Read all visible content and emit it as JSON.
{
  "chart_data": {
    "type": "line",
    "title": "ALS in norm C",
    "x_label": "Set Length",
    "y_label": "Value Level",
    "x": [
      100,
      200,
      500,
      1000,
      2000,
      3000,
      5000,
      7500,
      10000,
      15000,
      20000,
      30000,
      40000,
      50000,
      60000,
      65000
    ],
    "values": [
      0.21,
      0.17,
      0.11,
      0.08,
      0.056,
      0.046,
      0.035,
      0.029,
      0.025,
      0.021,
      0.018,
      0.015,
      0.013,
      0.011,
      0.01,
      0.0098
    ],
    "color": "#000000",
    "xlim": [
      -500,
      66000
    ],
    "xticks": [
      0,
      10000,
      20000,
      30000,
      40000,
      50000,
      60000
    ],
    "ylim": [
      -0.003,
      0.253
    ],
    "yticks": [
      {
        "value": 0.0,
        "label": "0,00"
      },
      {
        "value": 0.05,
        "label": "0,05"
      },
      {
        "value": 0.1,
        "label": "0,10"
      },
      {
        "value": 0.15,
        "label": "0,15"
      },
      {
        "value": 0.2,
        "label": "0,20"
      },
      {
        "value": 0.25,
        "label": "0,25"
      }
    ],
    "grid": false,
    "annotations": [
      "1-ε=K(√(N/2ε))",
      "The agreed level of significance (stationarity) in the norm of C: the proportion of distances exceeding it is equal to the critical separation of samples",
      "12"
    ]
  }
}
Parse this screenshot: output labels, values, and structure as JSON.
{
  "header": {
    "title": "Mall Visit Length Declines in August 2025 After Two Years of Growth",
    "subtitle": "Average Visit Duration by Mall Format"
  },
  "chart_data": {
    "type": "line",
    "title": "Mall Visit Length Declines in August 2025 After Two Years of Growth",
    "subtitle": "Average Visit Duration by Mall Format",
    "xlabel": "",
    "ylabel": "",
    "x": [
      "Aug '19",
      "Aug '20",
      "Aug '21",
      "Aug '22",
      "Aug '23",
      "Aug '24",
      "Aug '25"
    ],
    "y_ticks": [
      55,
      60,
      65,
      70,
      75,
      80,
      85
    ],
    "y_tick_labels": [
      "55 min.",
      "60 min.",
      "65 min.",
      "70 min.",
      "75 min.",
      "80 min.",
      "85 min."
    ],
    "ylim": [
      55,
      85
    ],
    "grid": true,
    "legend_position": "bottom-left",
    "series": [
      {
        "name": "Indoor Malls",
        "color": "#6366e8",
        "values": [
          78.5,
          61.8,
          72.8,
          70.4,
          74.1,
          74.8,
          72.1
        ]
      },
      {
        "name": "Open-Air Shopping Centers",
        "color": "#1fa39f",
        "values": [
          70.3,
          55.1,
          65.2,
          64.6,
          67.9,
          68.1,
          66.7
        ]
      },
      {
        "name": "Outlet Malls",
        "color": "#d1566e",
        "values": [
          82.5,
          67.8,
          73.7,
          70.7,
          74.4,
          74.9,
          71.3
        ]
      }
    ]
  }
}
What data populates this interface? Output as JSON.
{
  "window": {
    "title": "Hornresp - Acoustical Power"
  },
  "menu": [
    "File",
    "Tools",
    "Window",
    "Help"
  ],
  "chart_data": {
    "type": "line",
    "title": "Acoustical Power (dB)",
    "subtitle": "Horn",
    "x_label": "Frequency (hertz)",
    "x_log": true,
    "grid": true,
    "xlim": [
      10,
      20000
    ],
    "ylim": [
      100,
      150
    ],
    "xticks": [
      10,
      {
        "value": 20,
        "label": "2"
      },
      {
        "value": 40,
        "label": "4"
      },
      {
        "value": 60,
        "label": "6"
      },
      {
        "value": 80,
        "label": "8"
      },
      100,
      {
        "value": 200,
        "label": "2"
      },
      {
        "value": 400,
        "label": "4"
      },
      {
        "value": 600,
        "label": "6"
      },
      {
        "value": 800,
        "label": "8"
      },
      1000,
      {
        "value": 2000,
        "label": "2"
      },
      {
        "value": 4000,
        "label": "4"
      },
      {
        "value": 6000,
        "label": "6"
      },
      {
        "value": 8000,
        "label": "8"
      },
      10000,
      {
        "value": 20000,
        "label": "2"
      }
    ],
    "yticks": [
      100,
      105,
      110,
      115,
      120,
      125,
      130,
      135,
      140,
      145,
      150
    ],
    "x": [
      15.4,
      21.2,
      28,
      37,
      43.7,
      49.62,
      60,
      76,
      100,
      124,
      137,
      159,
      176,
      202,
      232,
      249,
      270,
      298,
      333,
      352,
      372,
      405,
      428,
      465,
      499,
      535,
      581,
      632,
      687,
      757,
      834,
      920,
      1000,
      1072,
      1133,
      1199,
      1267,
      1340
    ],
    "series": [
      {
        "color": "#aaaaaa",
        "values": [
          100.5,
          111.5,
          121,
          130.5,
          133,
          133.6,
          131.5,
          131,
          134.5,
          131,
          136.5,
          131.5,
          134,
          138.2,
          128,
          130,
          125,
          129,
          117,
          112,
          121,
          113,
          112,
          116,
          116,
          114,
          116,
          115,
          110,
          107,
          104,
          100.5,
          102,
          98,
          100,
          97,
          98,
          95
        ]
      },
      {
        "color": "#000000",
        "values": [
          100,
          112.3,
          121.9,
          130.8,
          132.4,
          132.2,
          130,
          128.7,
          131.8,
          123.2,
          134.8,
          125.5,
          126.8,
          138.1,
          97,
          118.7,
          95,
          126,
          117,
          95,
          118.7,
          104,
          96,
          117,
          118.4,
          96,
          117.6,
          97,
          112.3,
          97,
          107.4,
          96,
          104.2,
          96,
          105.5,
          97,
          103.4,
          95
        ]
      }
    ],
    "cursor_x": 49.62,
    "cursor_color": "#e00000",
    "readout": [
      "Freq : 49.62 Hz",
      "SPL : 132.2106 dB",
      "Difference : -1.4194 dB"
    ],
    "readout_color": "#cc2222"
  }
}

──────────

# What you will do:
Filter the records above for "Visit" and copy every matching line.

# Reply to the task:
    "title": "Mall Visit Length Declines in August 2025 After Two Years of Growth",
    "subtitle": "Average Visit Duration by Mall Format"
    "title": "Mall Visit Length Declines in August 2025 After Two Years of Growth",
    "subtitle": "Average Visit Duration by Mall Format",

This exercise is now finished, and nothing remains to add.